'''
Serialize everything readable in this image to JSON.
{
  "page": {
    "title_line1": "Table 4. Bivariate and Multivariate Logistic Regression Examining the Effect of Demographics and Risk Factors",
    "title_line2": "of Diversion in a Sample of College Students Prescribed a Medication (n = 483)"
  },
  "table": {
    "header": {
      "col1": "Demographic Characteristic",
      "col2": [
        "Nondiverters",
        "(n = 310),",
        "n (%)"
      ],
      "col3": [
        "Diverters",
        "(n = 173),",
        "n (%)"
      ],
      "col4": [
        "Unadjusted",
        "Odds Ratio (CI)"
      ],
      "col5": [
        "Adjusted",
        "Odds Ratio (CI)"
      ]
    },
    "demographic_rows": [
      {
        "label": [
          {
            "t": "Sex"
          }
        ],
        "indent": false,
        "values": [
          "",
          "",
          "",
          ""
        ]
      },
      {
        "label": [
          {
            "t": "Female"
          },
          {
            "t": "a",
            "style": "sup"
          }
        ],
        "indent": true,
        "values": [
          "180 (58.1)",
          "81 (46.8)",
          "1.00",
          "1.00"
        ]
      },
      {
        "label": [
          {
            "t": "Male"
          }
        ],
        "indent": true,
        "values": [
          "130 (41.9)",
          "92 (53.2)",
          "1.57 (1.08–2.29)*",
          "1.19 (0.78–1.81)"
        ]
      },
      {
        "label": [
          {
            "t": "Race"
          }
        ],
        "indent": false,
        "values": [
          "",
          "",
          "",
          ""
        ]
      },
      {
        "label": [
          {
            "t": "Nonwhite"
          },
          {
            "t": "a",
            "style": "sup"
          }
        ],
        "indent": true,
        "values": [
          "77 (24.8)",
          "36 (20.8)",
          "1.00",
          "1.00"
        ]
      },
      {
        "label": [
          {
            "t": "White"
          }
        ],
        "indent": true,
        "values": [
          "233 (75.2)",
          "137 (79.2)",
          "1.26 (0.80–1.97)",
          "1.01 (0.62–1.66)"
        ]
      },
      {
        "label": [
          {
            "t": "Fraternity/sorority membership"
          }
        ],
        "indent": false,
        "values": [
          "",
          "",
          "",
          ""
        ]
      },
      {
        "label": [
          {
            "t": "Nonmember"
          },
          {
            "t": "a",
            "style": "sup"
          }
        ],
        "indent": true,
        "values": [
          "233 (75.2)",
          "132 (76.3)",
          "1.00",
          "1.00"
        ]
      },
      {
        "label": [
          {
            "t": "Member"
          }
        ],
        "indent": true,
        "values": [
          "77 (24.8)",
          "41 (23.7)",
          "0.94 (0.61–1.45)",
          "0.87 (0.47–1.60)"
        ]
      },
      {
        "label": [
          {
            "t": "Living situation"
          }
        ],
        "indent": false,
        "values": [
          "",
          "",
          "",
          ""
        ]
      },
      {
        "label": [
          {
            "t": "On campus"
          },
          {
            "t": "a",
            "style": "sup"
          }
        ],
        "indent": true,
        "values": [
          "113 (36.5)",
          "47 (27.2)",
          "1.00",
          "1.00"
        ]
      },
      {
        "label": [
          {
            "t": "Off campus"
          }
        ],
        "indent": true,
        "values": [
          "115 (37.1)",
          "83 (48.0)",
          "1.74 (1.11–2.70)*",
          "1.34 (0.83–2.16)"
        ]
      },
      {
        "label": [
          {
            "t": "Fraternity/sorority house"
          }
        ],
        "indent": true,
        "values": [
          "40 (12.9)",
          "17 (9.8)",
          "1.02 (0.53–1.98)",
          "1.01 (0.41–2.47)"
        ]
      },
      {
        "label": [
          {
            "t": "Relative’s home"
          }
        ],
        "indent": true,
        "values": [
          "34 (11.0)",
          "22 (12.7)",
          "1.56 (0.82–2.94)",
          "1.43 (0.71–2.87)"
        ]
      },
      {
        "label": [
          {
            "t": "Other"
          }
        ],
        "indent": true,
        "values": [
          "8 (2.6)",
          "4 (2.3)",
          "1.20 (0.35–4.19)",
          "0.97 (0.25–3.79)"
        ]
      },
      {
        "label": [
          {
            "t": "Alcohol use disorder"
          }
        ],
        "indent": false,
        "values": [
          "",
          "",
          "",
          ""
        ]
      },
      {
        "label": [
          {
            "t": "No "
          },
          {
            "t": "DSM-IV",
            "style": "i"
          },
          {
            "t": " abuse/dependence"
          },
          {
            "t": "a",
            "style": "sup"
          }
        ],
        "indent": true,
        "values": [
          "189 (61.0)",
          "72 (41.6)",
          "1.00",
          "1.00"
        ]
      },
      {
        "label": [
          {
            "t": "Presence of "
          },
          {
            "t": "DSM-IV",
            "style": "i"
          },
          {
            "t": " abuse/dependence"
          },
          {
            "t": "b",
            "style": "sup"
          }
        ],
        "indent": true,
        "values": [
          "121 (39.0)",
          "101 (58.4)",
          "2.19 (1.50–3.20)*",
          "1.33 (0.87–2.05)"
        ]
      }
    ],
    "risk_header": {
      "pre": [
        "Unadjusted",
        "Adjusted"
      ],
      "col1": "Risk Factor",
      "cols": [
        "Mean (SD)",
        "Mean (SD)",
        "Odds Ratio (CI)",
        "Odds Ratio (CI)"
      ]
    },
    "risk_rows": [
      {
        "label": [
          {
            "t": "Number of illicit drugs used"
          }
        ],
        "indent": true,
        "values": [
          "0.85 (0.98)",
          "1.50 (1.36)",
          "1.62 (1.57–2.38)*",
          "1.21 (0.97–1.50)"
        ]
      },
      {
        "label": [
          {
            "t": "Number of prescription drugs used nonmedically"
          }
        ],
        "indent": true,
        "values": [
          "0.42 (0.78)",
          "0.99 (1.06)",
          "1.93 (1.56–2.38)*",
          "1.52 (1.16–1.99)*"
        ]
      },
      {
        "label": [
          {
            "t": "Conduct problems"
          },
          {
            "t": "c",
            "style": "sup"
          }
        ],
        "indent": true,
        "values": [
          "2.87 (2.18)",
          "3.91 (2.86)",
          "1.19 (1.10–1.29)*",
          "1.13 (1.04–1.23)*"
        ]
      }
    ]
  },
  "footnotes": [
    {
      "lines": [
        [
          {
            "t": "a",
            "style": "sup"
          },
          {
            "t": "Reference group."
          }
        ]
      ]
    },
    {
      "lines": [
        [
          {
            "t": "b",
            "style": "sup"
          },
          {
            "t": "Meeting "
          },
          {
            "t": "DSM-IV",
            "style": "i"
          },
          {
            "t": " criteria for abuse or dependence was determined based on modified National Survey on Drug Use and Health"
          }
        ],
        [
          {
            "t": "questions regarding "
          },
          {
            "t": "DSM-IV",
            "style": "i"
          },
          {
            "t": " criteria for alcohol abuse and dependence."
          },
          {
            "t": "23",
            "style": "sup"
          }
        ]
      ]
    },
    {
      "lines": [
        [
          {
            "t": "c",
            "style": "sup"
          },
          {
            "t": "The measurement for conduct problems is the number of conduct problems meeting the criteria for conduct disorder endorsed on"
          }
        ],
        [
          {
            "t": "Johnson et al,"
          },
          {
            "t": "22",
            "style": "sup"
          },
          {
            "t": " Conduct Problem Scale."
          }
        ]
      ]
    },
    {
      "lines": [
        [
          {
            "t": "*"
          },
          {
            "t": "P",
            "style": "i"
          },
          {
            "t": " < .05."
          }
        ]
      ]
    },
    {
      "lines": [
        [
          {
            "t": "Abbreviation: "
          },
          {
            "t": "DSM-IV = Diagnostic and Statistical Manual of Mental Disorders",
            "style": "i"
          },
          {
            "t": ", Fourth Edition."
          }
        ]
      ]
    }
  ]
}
'''
Retype every record above exactly as it appears.

> **TASK RESPONSE**
Serialize everything readable in this image to JSON.
{
  "page": {
    "title_line1": "Table 4. Bivariate and Multivariate Logistic Regression Examining the Effect of Demographics and Risk Factors",
    "title_line2": "of Diversion in a Sample of College Students Prescribed a Medication (n = 483)"
  },
  "table": {
    "header": {
      "col1": "Demographic Characteristic",
      "col2": [
        "Nondiverters",
        "(n = 310),",
        "n (%)"
      ],
      "col3": [
        "Diverters",
        "(n = 173),",
        "n (%)"
      ],
      "col4": [
        "Unadjusted",
        "Odds Ratio (CI)"
      ],
      "col5": [
        "Adjusted",
        "Odds Ratio (CI)"
      ]
    },
    "demographic_rows": [
      {
        "label": [
          {
            "t": "Sex"
          }
        ],
        "indent": false,
        "values": [
          "",
          "",
          "",
          ""
        ]
      },
      {
        "label": [
          {
            "t": "Female"
          },
          {
            "t": "a",
            "style": "sup"
          }
        ],
        "indent": true,
        "values": [
          "180 (58.1)",
          "81 (46.8)",
          "1.00",
          "1.00"
        ]
      },
      {
        "label": [
          {
            "t": "Male"
          }
        ],
        "indent": true,
        "values": [
          "130 (41.9)",
          "92 (53.2)",
          "1.57 (1.08–2.29)*",
          "1.19 (0.78–1.81)"
        ]
      },
      {
        "label": [
          {
            "t": "Race"
          }
        ],
        "indent": false,
        "values": [
          "",
          "",
          "",
          ""
        ]
      },
      {
        "label": [
          {
            "t": "Nonwhite"
          },
          {
            "t": "a",
            "style": "sup"
          }
        ],
        "indent": true,
        "values": [
          "77 (24.8)",
          "36 (20.8)",
          "1.00",
          "1.00"
        ]
      },
      {
        "label": [
          {
            "t": "White"
          }
        ],
        "indent": true,
        "values": [
          "233 (75.2)",
          "137 (79.2)",
          "1.26 (0.80–1.97)",
          "1.01 (0.62–1.66)"
        ]
      },
      {
        "label": [
          {
            "t": "Fraternity/sorority membership"
          }
        ],
        "indent": false,
        "values": [
          "",
          "",
          "",
          ""
        ]
      },
      {
        "label": [
          {
            "t": "Nonmember"
          },
          {
            "t": "a",
            "style": "sup"
          }
        ],
        "indent": true,
        "values": [
          "233 (75.2)",
          "132 (76.3)",
          "1.00",
          "1.00"
        ]
      },
      {
        "label": [
          {
            "t": "Member"
          }
        ],
        "indent": true,
        "values": [
          "77 (24.8)",
          "41 (23.7)",
          "0.94 (0.61–1.45)",
          "0.87 (0.47–1.60)"
        ]
      },
      {
        "label": [
          {
            "t": "Living situation"
          }
        ],
        "indent": false,
        "values": [
          "",
          "",
          "",
          ""
        ]
      },
      {
        "label": [
          {
            "t": "On campus"
          },
          {
            "t": "a",
            "style": "sup"
          }
        ],
        "indent": true,
        "values": [
          "113 (36.5)",
          "47 (27.2)",
          "1.00",
          "1.00"
        ]
      },
      {
        "label": [
          {
            "t": "Off campus"
          }
        ],
        "indent": true,
        "values": [
          "115 (37.1)",
          "83 (48.0)",
          "1.74 (1.11–2.70)*",
          "1.34 (0.83–2.16)"
        ]
      },
      {
        "label": [
          {
            "t": "Fraternity/sorority house"
          }
        ],
        "indent": true,
        "values": [
          "40 (12.9)",
          "17 (9.8)",
          "1.02 (0.53–1.98)",
          "1.01 (0.41–2.47)"
        ]
      },
      {
        "label": [
          {
            "t": "Relative’s home"
          }
        ],
        "indent": true,
        "values": [
          "34 (11.0)",
          "22 (12.7)",
          "1.56 (0.82–2.94)",
          "1.43 (0.71–2.87)"
        ]
      },
      {
        "label": [
          {
            "t": "Other"
          }
        ],
        "indent": true,
        "values": [
          "8 (2.6)",
          "4 (2.3)",
          "1.20 (0.35–4.19)",
          "0.97 (0.25–3.79)"
        ]
      },
      {
        "label": [
          {
            "t": "Alcohol use disorder"
          }
        ],
        "indent": false,
        "values": [
          "",
          "",
          "",
          ""
        ]
      },
      {
        "label": [
          {
            "t": "No "
          },
          {
            "t": "DSM-IV",
            "style": "i"
          },
          {
            "t": " abuse/dependence"
          },
          {
            "t": "a",
            "style": "sup"
          }
        ],
        "indent": true,
        "values": [
          "189 (61.0)",
          "72 (41.6)",
          "1.00",
          "1.00"
        ]
      },
      {
        "label": [
          {
            "t": "Presence of "
          },
          {
            "t": "DSM-IV",
            "style": "i"
          },
          {
            "t": " abuse/dependence"
          },
          {
            "t": "b",
            "style": "sup"
          }
        ],
        "indent": true,
        "values": [
          "121 (39.0)",
          "101 (58.4)",
          "2.19 (1.50–3.20)*",
          "1.33 (0.87–2.05)"
        ]
      }
    ],
    "risk_header": {
      "pre": [
        "Unadjusted",
        "Adjusted"
      ],
      "col1": "Risk Factor",
      "cols": [
        "Mean (SD)",
        "Mean (SD)",
        "Odds Ratio (CI)",
        "Odds Ratio (CI)"
      ]
    },
    "risk_rows": [
      {
        "label": [
          {
            "t": "Number of illicit drugs used"
          }
        ],
        "indent": true,
        "values": [
          "0.85 (0.98)",
          "1.50 (1.36)",
          "1.62 (1.57–2.38)*",
          "1.21 (0.97–1.50)"
        ]
      },
      {
        "label": [
          {
            "t": "Number of prescription drugs used nonmedically"
          }
        ],
        "indent": true,
        "values": [
          "0.42 (0.78)",
          "0.99 (1.06)",
          "1.93 (1.56–2.38)*",
          "1.52 (1.16–1.99)*"
        ]
      },
      {
        "label": [
          {
            "t": "Conduct problems"
          },
          {
            "t": "c",
            "style": "sup"
          }
        ],
        "indent": true,
        "values": [
          "2.87 (2.18)",
          "3.91 (2.86)",
          "1.19 (1.10–1.29)*",
          "1.13 (1.04–1.23)*"
        ]
      }
    ]
  },
  "footnotes": [
    {
      "lines": [
        [
          {
            "t": "a",
            "style": "sup"
          },
          {
            "t": "Reference group."
          }
        ]
      ]
    },
    {
      "lines": [
        [
          {
            "t": "b",
            "style": "sup"
          },
          {
            "t": "Meeting "
          },
          {
            "t": "DSM-IV",
            "style": "i"
          },
          {
            "t": " criteria for abuse or dependence was determined based on modified National Survey on Drug Use and Health"
          }
        ],
        [
          {
            "t": "questions regarding "
          },
          {
            "t": "DSM-IV",
            "style": "i"
          },
          {
            "t": " criteria for alcohol abuse and dependence."
          },
          {
            "t": "23",
            "style": "sup"
          }
        ]
      ]
    },
    {
      "lines": [
        [
          {
            "t": "c",
            "style": "sup"
          },
          {
            "t": "The measurement for conduct problems is the number of conduct problems meeting the criteria for conduct disorder endorsed on"
          }
        ],
        [
          {
            "t": "Johnson et al,"
          },
          {
            "t": "22",
            "style": "sup"
          },
          {
            "t": " Conduct Problem Scale."
          }
        ]
      ]
    },
    {
      "lines": [
        [
          {
            "t": "*"
          },
          {
            "t": "P",
            "style": "i"
          },
          {
            "t": " < .05."
          }
        ]
      ]
    },
    {
      "lines": [
        [
          {
            "t": "Abbreviation: "
          },
          {
            "t": "DSM-IV = Diagnostic and Statistical Manual of Mental Disorders",
            "style": "i"
          },
          {
            "t": ", Fourth Edition."
          }
        ]
      ]
    }
  ]
}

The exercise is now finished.